══ Supplied material

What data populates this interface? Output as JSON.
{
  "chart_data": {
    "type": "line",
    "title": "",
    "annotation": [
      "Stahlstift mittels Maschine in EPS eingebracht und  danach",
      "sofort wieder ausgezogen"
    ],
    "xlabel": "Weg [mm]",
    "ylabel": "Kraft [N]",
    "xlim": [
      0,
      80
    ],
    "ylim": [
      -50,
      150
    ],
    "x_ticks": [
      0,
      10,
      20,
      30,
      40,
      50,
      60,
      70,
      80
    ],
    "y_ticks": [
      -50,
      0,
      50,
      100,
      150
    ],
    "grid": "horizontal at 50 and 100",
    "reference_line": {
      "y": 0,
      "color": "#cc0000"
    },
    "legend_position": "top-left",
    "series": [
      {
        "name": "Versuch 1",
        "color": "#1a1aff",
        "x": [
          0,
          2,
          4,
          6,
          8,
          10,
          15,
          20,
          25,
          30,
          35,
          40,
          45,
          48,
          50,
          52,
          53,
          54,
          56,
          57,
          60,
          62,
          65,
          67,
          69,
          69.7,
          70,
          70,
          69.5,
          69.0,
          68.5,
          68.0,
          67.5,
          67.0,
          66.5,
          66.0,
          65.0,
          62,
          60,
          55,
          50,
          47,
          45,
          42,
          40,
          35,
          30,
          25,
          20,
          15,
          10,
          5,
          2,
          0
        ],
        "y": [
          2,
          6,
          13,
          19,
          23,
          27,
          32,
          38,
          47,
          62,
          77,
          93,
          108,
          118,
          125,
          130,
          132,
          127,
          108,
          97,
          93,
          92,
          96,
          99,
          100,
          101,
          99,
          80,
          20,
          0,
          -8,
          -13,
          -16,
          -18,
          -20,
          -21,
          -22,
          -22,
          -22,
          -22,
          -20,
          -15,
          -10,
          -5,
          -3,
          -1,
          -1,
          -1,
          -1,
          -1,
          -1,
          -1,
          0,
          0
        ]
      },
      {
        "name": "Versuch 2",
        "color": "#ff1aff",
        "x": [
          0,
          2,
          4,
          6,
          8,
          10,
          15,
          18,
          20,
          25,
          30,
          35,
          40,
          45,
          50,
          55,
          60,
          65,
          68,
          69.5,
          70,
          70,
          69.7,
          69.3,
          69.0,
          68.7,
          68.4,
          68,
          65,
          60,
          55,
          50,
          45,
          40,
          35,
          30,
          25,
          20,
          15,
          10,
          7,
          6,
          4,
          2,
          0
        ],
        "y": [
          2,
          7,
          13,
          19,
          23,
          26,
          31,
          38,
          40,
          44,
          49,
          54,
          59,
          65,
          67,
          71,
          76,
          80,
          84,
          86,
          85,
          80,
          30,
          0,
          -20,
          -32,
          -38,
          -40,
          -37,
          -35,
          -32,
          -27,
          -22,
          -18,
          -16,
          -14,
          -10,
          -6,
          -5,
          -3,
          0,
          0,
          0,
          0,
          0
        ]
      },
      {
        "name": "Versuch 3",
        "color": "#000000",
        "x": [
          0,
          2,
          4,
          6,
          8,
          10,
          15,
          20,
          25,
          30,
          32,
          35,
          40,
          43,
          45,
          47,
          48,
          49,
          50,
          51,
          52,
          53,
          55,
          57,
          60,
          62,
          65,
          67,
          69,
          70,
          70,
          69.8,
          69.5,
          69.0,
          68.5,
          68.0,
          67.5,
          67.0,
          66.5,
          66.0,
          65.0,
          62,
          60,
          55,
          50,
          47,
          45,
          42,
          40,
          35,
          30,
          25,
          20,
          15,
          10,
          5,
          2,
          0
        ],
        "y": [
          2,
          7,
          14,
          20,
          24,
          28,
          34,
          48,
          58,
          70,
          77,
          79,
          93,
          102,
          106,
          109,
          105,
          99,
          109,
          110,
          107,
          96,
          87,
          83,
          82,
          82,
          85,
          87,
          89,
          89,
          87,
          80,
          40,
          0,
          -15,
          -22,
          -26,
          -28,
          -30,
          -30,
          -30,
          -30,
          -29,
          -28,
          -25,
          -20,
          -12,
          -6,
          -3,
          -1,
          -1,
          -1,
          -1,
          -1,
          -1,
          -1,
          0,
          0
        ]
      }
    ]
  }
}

════

■ Work instructions ■
Write out the whole listing exactly.

■ Answer to this task ■
What data populates this interface? Output as JSON.
{
  "chart_data": {
    "type": "line",
    "title": "",
    "annotation": [
      "Stahlstift mittels Maschine in EPS eingebracht und  danach",
      "sofort wieder ausgezogen"
    ],
    "xlabel": "Weg [mm]",
    "ylabel": "Kraft [N]",
    "xlim": [
      0,
      80
    ],
    "ylim": [
      -50,
      150
    ],
    "x_ticks": [
      0,
      10,
      20,
      30,
      40,
      50,
      60,
      70,
      80
    ],
    "y_ticks": [
      -50,
      0,
      50,
      100,
      150
    ],
    "grid": "horizontal at 50 and 100",
    "reference_line": {
      "y": 0,
      "color": "#cc0000"
    },
    "legend_position": "top-left",
    "series": [
      {
        "name": "Versuch 1",
        "color": "#1a1aff",
        "x": [
          0,
          2,
          4,
          6,
          8,
          10,
          15,
          20,
          25,
          30,
          35,
          40,
          45,
          48,
          50,
          52,
          53,
          54,
          56,
          57,
          60,
          62,
          65,
          67,
          69,
          69.7,
          70,
          70,
          69.5,
          69.0,
          68.5,
          68.0,
          67.5,
          67.0,
          66.5,
          66.0,
          65.0,
          62,
          60,
          55,
          50,
          47,
          45,
          42,
          40,
          35,
          30,
          25,
          20,
          15,
          10,
          5,
          2,
          0
        ],
        "y": [
          2,
          6,
          13,
          19,
          23,
          27,
          32,
          38,
          47,
          62,
          77,
          93,
          108,
          118,
          125,
          130,
          132,
          127,
          108,
          97,
          93,
          92,
          96,
          99,
          100,
          101,
          99,
          80,
          20,
          0,
          -8,
          -13,
          -16,
          -18,
          -20,
          -21,
          -22,
          -22,
          -22,
          -22,
          -20,
          -15,
          -10,
          -5,
          -3,
          -1,
          -1,
          -1,
          -1,
          -1,
          -1,
          -1,
          0,
          0
        ]
      },
      {
        "name": "Versuch 2",
        "color": "#ff1aff",
        "x": [
          0,
          2,
          4,
          6,
          8,
          10,
          15,
          18,
          20,
          25,
          30,
          35,
          40,
          45,
          50,
          55,
          60,
          65,
          68,
          69.5,
          70,
          70,
          69.7,
          69.3,
          69.0,
          68.7,
          68.4,
          68,
          65,
          60,
          55,
          50,
          45,
          40,
          35,
          30,
          25,
          20,
          15,
          10,
          7,
          6,
          4,
          2,
          0
        ],
        "y": [
          2,
          7,
          13,
          19,
          23,
          26,
          31,
          38,
          40,
          44,
          49,
          54,
          59,
          65,
          67,
          71,
          76,
          80,
          84,
          86,
          85,
          80,
          30,
          0,
          -20,
          -32,
          -38,
          -40,
          -37,
          -35,
          -32,
          -27,
          -22,
          -18,
          -16,
          -14,
          -10,
          -6,
          -5,
          -3,
          0,
          0,
          0,
          0,
          0
        ]
      },
      {
        "name": "Versuch 3",
        "color": "#000000",
        "x": [
          0,
          2,
          4,
          6,
          8,
          10,
          15,
          20,
          25,
          30,
          32,
          35,
          40,
          43,
          45,
          47,
          48,
          49,
          50,
          51,
          52,
          53,
          55,
          57,
          60,
          62,
          65,
          67,
          69,
          70,
          70,
          69.8,
          69.5,
          69.0,
          68.5,
          68.0,
          67.5,
          67.0,
          66.5,
          66.0,
          65.0,
          62,
          60,
          55,
          50,
          47,
          45,
          42,
          40,
          35,
          30,
          25,
          20,
          15,
          10,
          5,
          2,
          0
        ],
        "y": [
          2,
          7,
          14,
          20,
          24,
          28,
          34,
          48,
          58,
          70,
          77,
          79,
          93,
          102,
          106,
          109,
          105,
          99,
          109,
          110,
          107,
          96,
          87,
          83,
          82,
          82,
          85,
          87,
          89,
          89,
          87,
          80,
          40,
          0,
          -15,
          -22,
          -26,
          -28,
          -30,
          -30,
          -30,
          -30,
          -29,
          -28,
          -25,
          -20,
          -12,
          -6,
          -3,
          -1,
          -1,
          -1,
          -1,
          -1,
          -1,
          -1,
          0,
          0
        ]
      }
    ]
  }
}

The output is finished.